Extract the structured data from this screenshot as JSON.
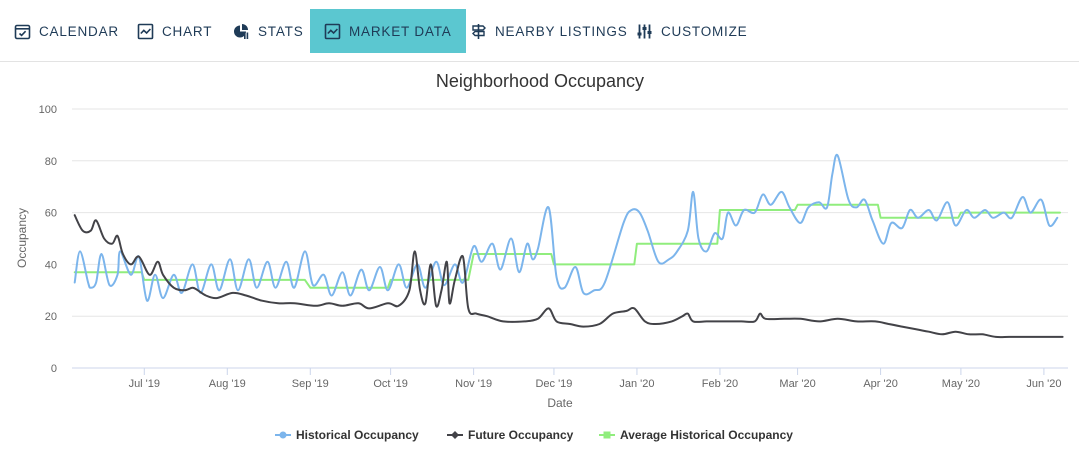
{
  "tabs": [
    {
      "label": "CALENDAR",
      "icon": "calendar-check-icon",
      "active": false
    },
    {
      "label": "CHART",
      "icon": "line-chart-icon",
      "active": false
    },
    {
      "label": "STATS",
      "icon": "pie-chart-icon",
      "active": false
    },
    {
      "label": "MARKET DATA",
      "icon": "area-chart-icon",
      "active": true
    },
    {
      "label": "NEARBY LISTINGS",
      "icon": "signpost-icon",
      "active": false
    },
    {
      "label": "CUSTOMIZE",
      "icon": "sliders-icon",
      "active": false
    }
  ],
  "colors": {
    "accent": "#5bc7d0",
    "tab_text": "#1f3b57",
    "historical": "#7cb5ec",
    "future": "#434348",
    "average": "#90ed7d"
  },
  "chart_data": {
    "type": "line",
    "title": "Neighborhood Occupancy",
    "xlabel": "Date",
    "ylabel": "Occupancy",
    "ylim": [
      0,
      100
    ],
    "yticks": [
      0,
      20,
      40,
      60,
      80,
      100
    ],
    "xlim": [
      "2019-06-04",
      "2020-06-10"
    ],
    "xticks": [
      {
        "label": "Jul '19",
        "date": "2019-07-01"
      },
      {
        "label": "Aug '19",
        "date": "2019-08-01"
      },
      {
        "label": "Sep '19",
        "date": "2019-09-01"
      },
      {
        "label": "Oct '19",
        "date": "2019-10-01"
      },
      {
        "label": "Nov '19",
        "date": "2019-11-01"
      },
      {
        "label": "Dec '19",
        "date": "2019-12-01"
      },
      {
        "label": "Jan '20",
        "date": "2020-01-01"
      },
      {
        "label": "Feb '20",
        "date": "2020-02-01"
      },
      {
        "label": "Mar '20",
        "date": "2020-03-01"
      },
      {
        "label": "Apr '20",
        "date": "2020-04-01"
      },
      {
        "label": "May '20",
        "date": "2020-05-01"
      },
      {
        "label": "Jun '20",
        "date": "2020-06-01"
      }
    ],
    "grid": true,
    "legend_position": "bottom-center",
    "series": [
      {
        "name": "Historical Occupancy",
        "color": "#7cb5ec",
        "marker": "circle",
        "points": [
          [
            "2019-06-05",
            33
          ],
          [
            "2019-06-07",
            45
          ],
          [
            "2019-06-10",
            33
          ],
          [
            "2019-06-11",
            31
          ],
          [
            "2019-06-13",
            33
          ],
          [
            "2019-06-15",
            44
          ],
          [
            "2019-06-18",
            32
          ],
          [
            "2019-06-21",
            36
          ],
          [
            "2019-06-22",
            45
          ],
          [
            "2019-06-26",
            36
          ],
          [
            "2019-06-29",
            43
          ],
          [
            "2019-07-02",
            26
          ],
          [
            "2019-07-05",
            36
          ],
          [
            "2019-07-08",
            27
          ],
          [
            "2019-07-12",
            36
          ],
          [
            "2019-07-15",
            29
          ],
          [
            "2019-07-19",
            40
          ],
          [
            "2019-07-22",
            29
          ],
          [
            "2019-07-26",
            40
          ],
          [
            "2019-07-29",
            30
          ],
          [
            "2019-08-02",
            42
          ],
          [
            "2019-08-05",
            30
          ],
          [
            "2019-08-09",
            42
          ],
          [
            "2019-08-12",
            31
          ],
          [
            "2019-08-16",
            41
          ],
          [
            "2019-08-19",
            31
          ],
          [
            "2019-08-23",
            41
          ],
          [
            "2019-08-26",
            31
          ],
          [
            "2019-08-30",
            45
          ],
          [
            "2019-09-02",
            32
          ],
          [
            "2019-09-06",
            36
          ],
          [
            "2019-09-09",
            28
          ],
          [
            "2019-09-13",
            37
          ],
          [
            "2019-09-16",
            28
          ],
          [
            "2019-09-20",
            38
          ],
          [
            "2019-09-23",
            30
          ],
          [
            "2019-09-27",
            39
          ],
          [
            "2019-09-30",
            30
          ],
          [
            "2019-10-04",
            40
          ],
          [
            "2019-10-07",
            31
          ],
          [
            "2019-10-11",
            40
          ],
          [
            "2019-10-14",
            31
          ],
          [
            "2019-10-18",
            41
          ],
          [
            "2019-10-21",
            32
          ],
          [
            "2019-10-25",
            40
          ],
          [
            "2019-10-28",
            33
          ],
          [
            "2019-11-01",
            47
          ],
          [
            "2019-11-04",
            41
          ],
          [
            "2019-11-08",
            48
          ],
          [
            "2019-11-11",
            38
          ],
          [
            "2019-11-15",
            50
          ],
          [
            "2019-11-18",
            37
          ],
          [
            "2019-11-21",
            48
          ],
          [
            "2019-11-23",
            42
          ],
          [
            "2019-11-25",
            46
          ],
          [
            "2019-11-29",
            62
          ],
          [
            "2019-12-02",
            35
          ],
          [
            "2019-12-05",
            31
          ],
          [
            "2019-12-09",
            39
          ],
          [
            "2019-12-12",
            29
          ],
          [
            "2019-12-16",
            30
          ],
          [
            "2019-12-20",
            33
          ],
          [
            "2019-12-27",
            56
          ],
          [
            "2019-12-30",
            61
          ],
          [
            "2020-01-02",
            60
          ],
          [
            "2020-01-05",
            53
          ],
          [
            "2020-01-09",
            41
          ],
          [
            "2020-01-13",
            42
          ],
          [
            "2020-01-16",
            45
          ],
          [
            "2020-01-20",
            53
          ],
          [
            "2020-01-22",
            68
          ],
          [
            "2020-01-24",
            50
          ],
          [
            "2020-01-27",
            45
          ],
          [
            "2020-01-30",
            52
          ],
          [
            "2020-02-02",
            50
          ],
          [
            "2020-02-04",
            60
          ],
          [
            "2020-02-07",
            55
          ],
          [
            "2020-02-10",
            61
          ],
          [
            "2020-02-14",
            60
          ],
          [
            "2020-02-17",
            67
          ],
          [
            "2020-02-20",
            63
          ],
          [
            "2020-02-24",
            68
          ],
          [
            "2020-02-27",
            62
          ],
          [
            "2020-03-02",
            56
          ],
          [
            "2020-03-05",
            62
          ],
          [
            "2020-03-09",
            64
          ],
          [
            "2020-03-12",
            62
          ],
          [
            "2020-03-14",
            75
          ],
          [
            "2020-03-16",
            82
          ],
          [
            "2020-03-20",
            65
          ],
          [
            "2020-03-23",
            62
          ],
          [
            "2020-03-26",
            65
          ],
          [
            "2020-03-29",
            57
          ],
          [
            "2020-04-02",
            48
          ],
          [
            "2020-04-05",
            56
          ],
          [
            "2020-04-09",
            54
          ],
          [
            "2020-04-12",
            61
          ],
          [
            "2020-04-15",
            58
          ],
          [
            "2020-04-19",
            61
          ],
          [
            "2020-04-22",
            57
          ],
          [
            "2020-04-26",
            64
          ],
          [
            "2020-04-29",
            55
          ],
          [
            "2020-05-03",
            61
          ],
          [
            "2020-05-06",
            58
          ],
          [
            "2020-05-10",
            61
          ],
          [
            "2020-05-13",
            58
          ],
          [
            "2020-05-17",
            60
          ],
          [
            "2020-05-20",
            58
          ],
          [
            "2020-05-24",
            66
          ],
          [
            "2020-05-27",
            60
          ],
          [
            "2020-05-31",
            65
          ],
          [
            "2020-06-03",
            55
          ],
          [
            "2020-06-06",
            58
          ]
        ]
      },
      {
        "name": "Future Occupancy",
        "color": "#434348",
        "marker": "diamond",
        "points": [
          [
            "2019-06-05",
            59
          ],
          [
            "2019-06-08",
            53
          ],
          [
            "2019-06-11",
            53
          ],
          [
            "2019-06-13",
            57
          ],
          [
            "2019-06-16",
            50
          ],
          [
            "2019-06-19",
            48
          ],
          [
            "2019-06-21",
            51
          ],
          [
            "2019-06-23",
            44
          ],
          [
            "2019-06-26",
            40
          ],
          [
            "2019-06-29",
            43
          ],
          [
            "2019-07-03",
            36
          ],
          [
            "2019-07-06",
            41
          ],
          [
            "2019-07-08",
            36
          ],
          [
            "2019-07-12",
            31
          ],
          [
            "2019-07-16",
            30
          ],
          [
            "2019-07-19",
            31
          ],
          [
            "2019-07-21",
            30
          ],
          [
            "2019-07-24",
            28
          ],
          [
            "2019-07-28",
            27
          ],
          [
            "2019-08-03",
            29
          ],
          [
            "2019-08-08",
            28
          ],
          [
            "2019-08-14",
            26
          ],
          [
            "2019-08-20",
            25
          ],
          [
            "2019-08-26",
            25
          ],
          [
            "2019-09-03",
            24
          ],
          [
            "2019-09-08",
            25
          ],
          [
            "2019-09-13",
            24
          ],
          [
            "2019-09-19",
            25
          ],
          [
            "2019-09-23",
            23
          ],
          [
            "2019-09-30",
            25
          ],
          [
            "2019-10-04",
            24
          ],
          [
            "2019-10-08",
            30
          ],
          [
            "2019-10-10",
            45
          ],
          [
            "2019-10-12",
            30
          ],
          [
            "2019-10-14",
            25
          ],
          [
            "2019-10-16",
            40
          ],
          [
            "2019-10-18",
            24
          ],
          [
            "2019-10-20",
            30
          ],
          [
            "2019-10-22",
            41
          ],
          [
            "2019-10-23",
            25
          ],
          [
            "2019-10-25",
            34
          ],
          [
            "2019-10-28",
            43
          ],
          [
            "2019-10-30",
            23
          ],
          [
            "2019-11-02",
            21
          ],
          [
            "2019-11-06",
            20
          ],
          [
            "2019-11-12",
            18
          ],
          [
            "2019-11-20",
            18
          ],
          [
            "2019-11-25",
            19
          ],
          [
            "2019-11-29",
            23
          ],
          [
            "2019-12-02",
            18
          ],
          [
            "2019-12-07",
            17
          ],
          [
            "2019-12-12",
            16
          ],
          [
            "2019-12-18",
            17
          ],
          [
            "2019-12-23",
            21
          ],
          [
            "2019-12-28",
            22
          ],
          [
            "2019-12-31",
            23
          ],
          [
            "2020-01-04",
            18
          ],
          [
            "2020-01-08",
            17
          ],
          [
            "2020-01-14",
            18
          ],
          [
            "2020-01-18",
            20
          ],
          [
            "2020-01-20",
            21
          ],
          [
            "2020-01-22",
            18
          ],
          [
            "2020-01-27",
            18
          ],
          [
            "2020-02-02",
            18
          ],
          [
            "2020-02-09",
            18
          ],
          [
            "2020-02-14",
            18
          ],
          [
            "2020-02-16",
            21
          ],
          [
            "2020-02-18",
            19
          ],
          [
            "2020-02-25",
            19
          ],
          [
            "2020-03-02",
            19
          ],
          [
            "2020-03-09",
            18
          ],
          [
            "2020-03-16",
            19
          ],
          [
            "2020-03-23",
            18
          ],
          [
            "2020-03-30",
            18
          ],
          [
            "2020-04-04",
            17
          ],
          [
            "2020-04-09",
            16
          ],
          [
            "2020-04-14",
            15
          ],
          [
            "2020-04-19",
            14
          ],
          [
            "2020-04-24",
            13
          ],
          [
            "2020-04-29",
            14
          ],
          [
            "2020-05-04",
            13
          ],
          [
            "2020-05-09",
            13
          ],
          [
            "2020-05-14",
            12
          ],
          [
            "2020-05-19",
            12
          ],
          [
            "2020-05-24",
            12
          ],
          [
            "2020-05-29",
            12
          ],
          [
            "2020-06-03",
            12
          ],
          [
            "2020-06-08",
            12
          ]
        ]
      },
      {
        "name": "Average Historical Occupancy",
        "color": "#90ed7d",
        "marker": "square",
        "step": true,
        "points": [
          [
            "2019-06-05",
            37
          ],
          [
            "2019-06-30",
            37
          ],
          [
            "2019-07-01",
            34
          ],
          [
            "2019-08-30",
            34
          ],
          [
            "2019-09-01",
            31
          ],
          [
            "2019-09-30",
            31
          ],
          [
            "2019-10-01",
            34
          ],
          [
            "2019-10-30",
            34
          ],
          [
            "2019-11-01",
            44
          ],
          [
            "2019-11-30",
            44
          ],
          [
            "2019-12-01",
            40
          ],
          [
            "2019-12-31",
            40
          ],
          [
            "2020-01-01",
            48
          ],
          [
            "2020-01-31",
            48
          ],
          [
            "2020-02-01",
            61
          ],
          [
            "2020-02-29",
            61
          ],
          [
            "2020-03-01",
            63
          ],
          [
            "2020-03-31",
            63
          ],
          [
            "2020-04-01",
            58
          ],
          [
            "2020-04-30",
            58
          ],
          [
            "2020-05-01",
            60
          ],
          [
            "2020-06-07",
            60
          ]
        ]
      }
    ]
  }
}
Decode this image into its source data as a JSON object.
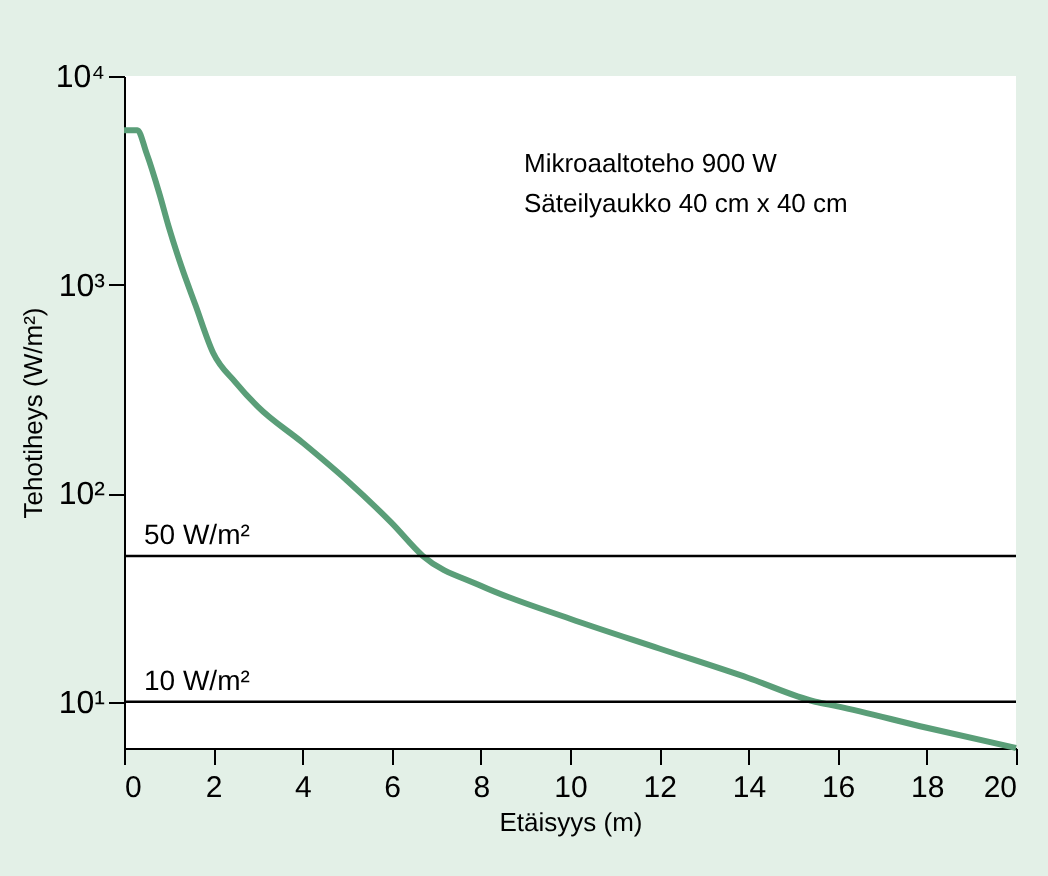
{
  "chart_data": {
    "type": "line",
    "xlabel": "Etäisyys (m)",
    "ylabel": "Tehotiheys (W/m²)",
    "x": [
      0,
      0.3,
      0.5,
      0.8,
      1,
      1.3,
      1.6,
      2,
      2.5,
      3,
      4,
      5,
      6,
      6.7,
      8,
      10,
      12,
      14,
      15.5,
      16,
      18,
      20
    ],
    "series": [
      {
        "color": "#5a9e78",
        "values": [
          5500,
          5500,
          4300,
          2700,
          1900,
          1200,
          800,
          470,
          340,
          260,
          175,
          115,
          72,
          50,
          36,
          25,
          18,
          13,
          10,
          9.5,
          7.5,
          6
        ]
      }
    ],
    "log": "y",
    "xlim": [
      0,
      20
    ],
    "xticks": [
      0,
      2,
      4,
      6,
      8,
      10,
      12,
      14,
      16,
      18,
      20
    ],
    "ylim": [
      6,
      10000
    ],
    "yticks": [
      {
        "value": 10,
        "label": "10¹"
      },
      {
        "value": 100,
        "label": "10²"
      },
      {
        "value": 1000,
        "label": "10³"
      },
      {
        "value": 10000,
        "label": "10⁴"
      }
    ],
    "ref_lines": [
      {
        "axis": "y",
        "value": 50,
        "label": "50 W/m²",
        "color": "#000000"
      },
      {
        "axis": "y",
        "value": 10,
        "label": "10 W/m²",
        "color": "#000000"
      }
    ],
    "annotations": [
      "Mikroaaltoteho 900 W",
      "Säteilyaukko 40 cm x 40 cm"
    ],
    "grid": false,
    "marker": "none",
    "line_style": "solid"
  }
}
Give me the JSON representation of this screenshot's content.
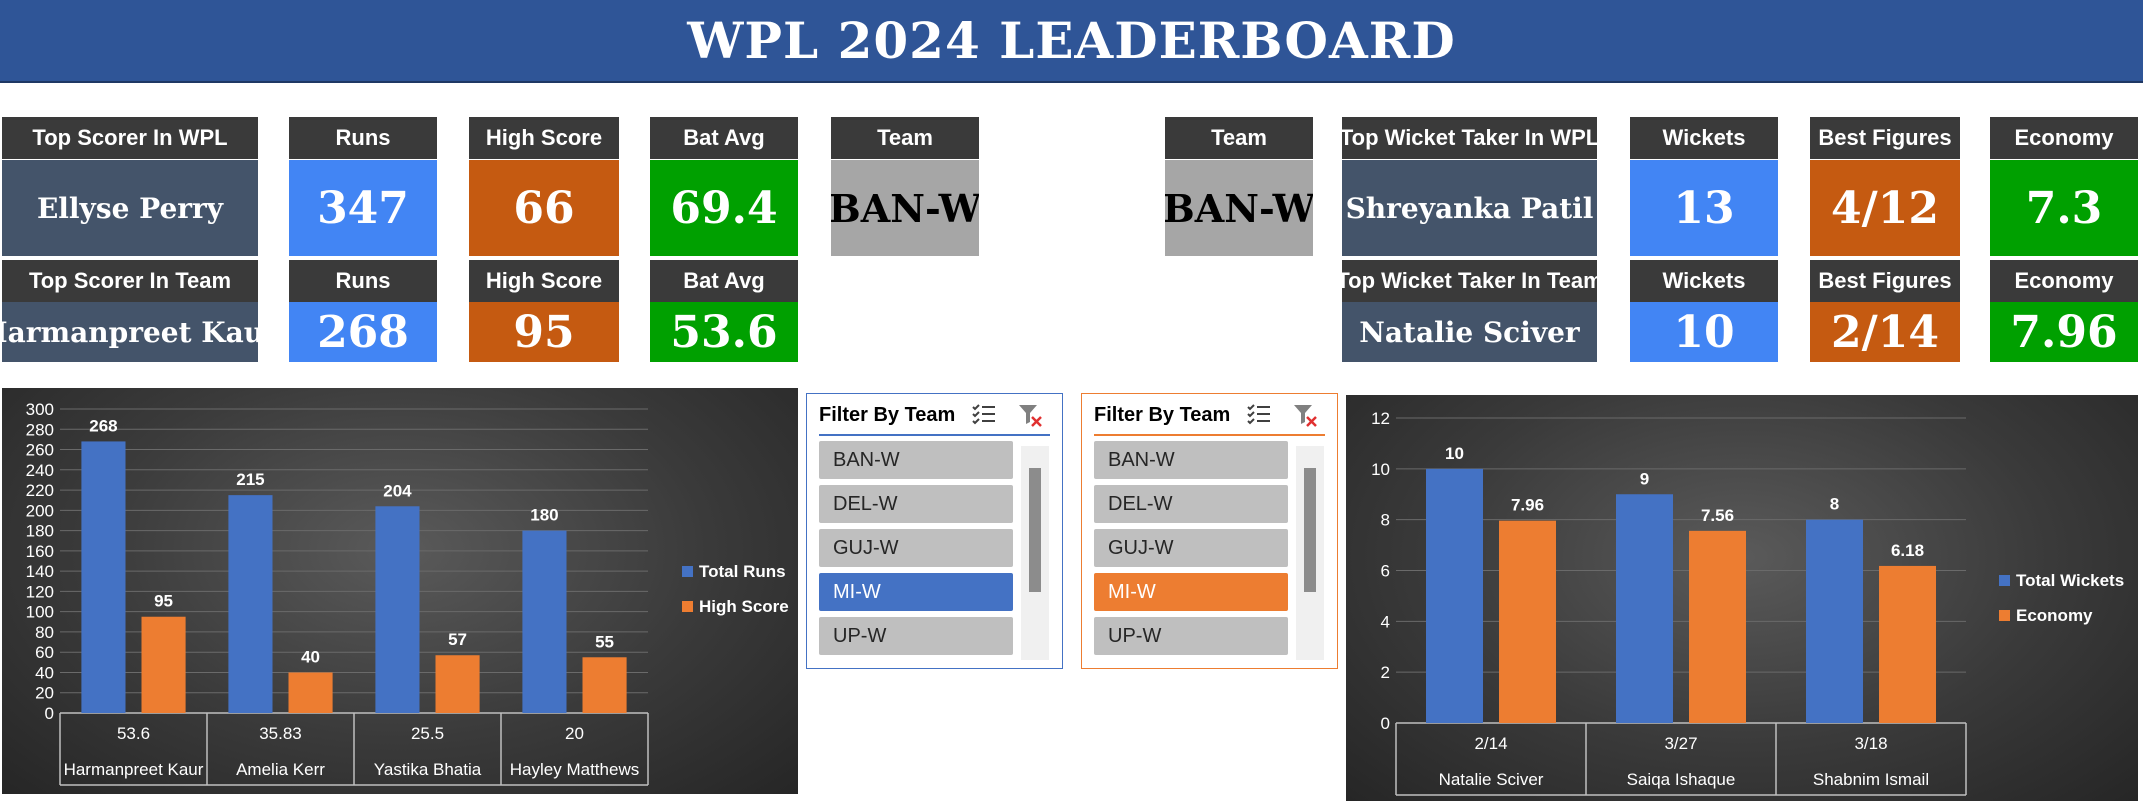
{
  "title": "WPL 2024 LEADERBOARD",
  "colors": {
    "banner": "#2f5597",
    "name": "#44546a",
    "blue": "#4285f4",
    "orange": "#c55a11",
    "green": "#00a000",
    "gray": "#a6a6a6",
    "bar_blue": "#4472c4",
    "bar_orange": "#ed7d31"
  },
  "batting": {
    "league": {
      "label_name": "Top Scorer In WPL",
      "name": "Ellyse Perry",
      "label_runs": "Runs",
      "runs": "347",
      "label_high": "High Score",
      "high": "66",
      "label_avg": "Bat Avg",
      "avg": "69.4"
    },
    "team": {
      "label_name": "Top Scorer In Team",
      "name": "Harmanpreet Kaur",
      "label_runs": "Runs",
      "runs": "268",
      "label_high": "High Score",
      "high": "95",
      "label_avg": "Bat Avg",
      "avg": "53.6"
    },
    "team_label": "Team",
    "team_value": "BAN-W"
  },
  "bowling": {
    "team_label": "Team",
    "team_value": "BAN-W",
    "league": {
      "label_name": "Top Wicket Taker In WPL",
      "name": "Shreyanka Patil",
      "label_wkts": "Wickets",
      "wkts": "13",
      "label_best": "Best Figures",
      "best": "4/12",
      "label_econ": "Economy",
      "econ": "7.3"
    },
    "team": {
      "label_name": "Top Wicket Taker In Team",
      "name": "Natalie Sciver",
      "label_wkts": "Wickets",
      "wkts": "10",
      "label_best": "Best Figures",
      "best": "2/14",
      "label_econ": "Economy",
      "econ": "7.96"
    }
  },
  "slicers": [
    {
      "title": "Filter By Team",
      "items": [
        "BAN-W",
        "DEL-W",
        "GUJ-W",
        "MI-W",
        "UP-W"
      ],
      "selected": "MI-W",
      "accent": "#4472c4",
      "icons": [
        "multi-select-icon",
        "clear-filter-icon"
      ]
    },
    {
      "title": "Filter By Team",
      "items": [
        "BAN-W",
        "DEL-W",
        "GUJ-W",
        "MI-W",
        "UP-W"
      ],
      "selected": "MI-W",
      "accent": "#ed7d31",
      "icons": [
        "multi-select-icon",
        "clear-filter-icon"
      ]
    }
  ],
  "chart_data": [
    {
      "type": "bar",
      "categories": [
        "Harmanpreet Kaur",
        "Amelia Kerr",
        "Yastika Bhatia",
        "Hayley Matthews"
      ],
      "sub_labels": [
        "53.6",
        "35.83",
        "25.5",
        "20"
      ],
      "series": [
        {
          "name": "Total Runs",
          "values": [
            268,
            215,
            204,
            180
          ],
          "color": "#4472c4"
        },
        {
          "name": "High Score",
          "values": [
            95,
            40,
            57,
            55
          ],
          "color": "#ed7d31"
        }
      ],
      "ylim": [
        0,
        300
      ],
      "yticks": [
        0,
        20,
        40,
        60,
        80,
        100,
        120,
        140,
        160,
        180,
        200,
        220,
        240,
        260,
        280,
        300
      ],
      "grid": true,
      "legend": "right"
    },
    {
      "type": "bar",
      "categories": [
        "Natalie Sciver",
        "Saiqa Ishaque",
        "Shabnim Ismail"
      ],
      "sub_labels": [
        "2/14",
        "3/27",
        "3/18"
      ],
      "series": [
        {
          "name": "Total Wickets",
          "values": [
            10,
            9,
            8
          ],
          "color": "#4472c4"
        },
        {
          "name": "Economy",
          "values": [
            7.96,
            7.56,
            6.18
          ],
          "color": "#ed7d31"
        }
      ],
      "ylim": [
        0,
        12
      ],
      "yticks": [
        0,
        2,
        4,
        6,
        8,
        10,
        12
      ],
      "grid": true,
      "legend": "right"
    }
  ]
}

======

Exactly how many lines of the listing above contain the string "Natalie"? Give no more than the number.

2